What this task involves ▸ Wherever a line holds the word "szoktak", copy that line out.

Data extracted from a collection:
::::::::::

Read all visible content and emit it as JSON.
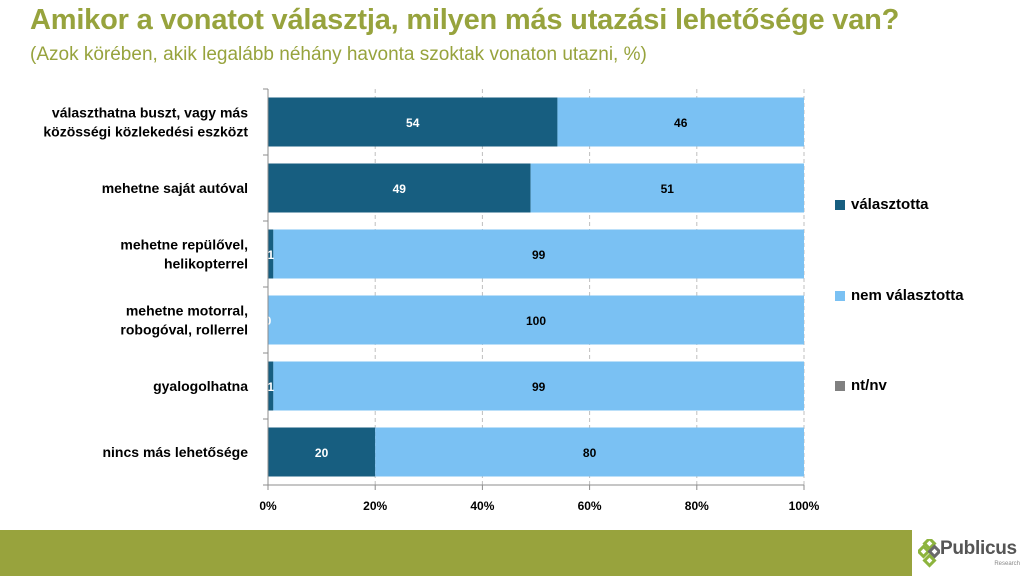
{
  "header": {
    "title": "Amikor a vonatot választja, milyen más utazási lehetősége van?",
    "subtitle": "(Azok körében, akik legalább néhány havonta szoktak vonaton utazni, %)"
  },
  "chart_data": {
    "type": "bar",
    "orientation": "horizontal",
    "stacked": "percent",
    "title": "Amikor a vonatot választja, milyen más utazási lehetősége van?",
    "subtitle": "(Azok körében, akik legalább néhány havonta szoktak vonaton utazni, %)",
    "categories": [
      [
        "választhatna buszt, vagy más",
        "közösségi közlekedési eszközt"
      ],
      [
        "mehetne saját autóval"
      ],
      [
        "mehetne repülővel,",
        "helikopterrel"
      ],
      [
        "mehetne motorral,",
        "robogóval, rollerrel"
      ],
      [
        "gyalogolhatna"
      ],
      [
        "nincs más lehetősége"
      ]
    ],
    "series": [
      {
        "name": "választotta",
        "color": "#175E80",
        "labelColor": "#FFFFFF",
        "values": [
          54,
          49,
          1,
          0,
          1,
          20
        ]
      },
      {
        "name": "nem választotta",
        "color": "#7AC1F3",
        "labelColor": "#000000",
        "values": [
          46,
          51,
          99,
          100,
          99,
          80
        ]
      },
      {
        "name": "nt/nv",
        "color": "#808080",
        "labelColor": "#000000",
        "values": [
          0,
          0,
          0,
          0,
          0,
          0
        ]
      }
    ],
    "xaxis": {
      "ticks": [
        "0%",
        "20%",
        "40%",
        "60%",
        "80%",
        "100%"
      ],
      "range": [
        0,
        100
      ]
    },
    "grid": true,
    "legend_position": "right"
  },
  "footer": {
    "logo_name": "Publicus",
    "logo_sub": "Research",
    "bar_color": "#98A33D"
  }
}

::::::::::

Complete output ▸
    "subtitle": "(Azok körében, akik legalább néhány havonta szoktak vonaton utazni, %)"
    "subtitle": "(Azok körében, akik legalább néhány havonta szoktak vonaton utazni, %)",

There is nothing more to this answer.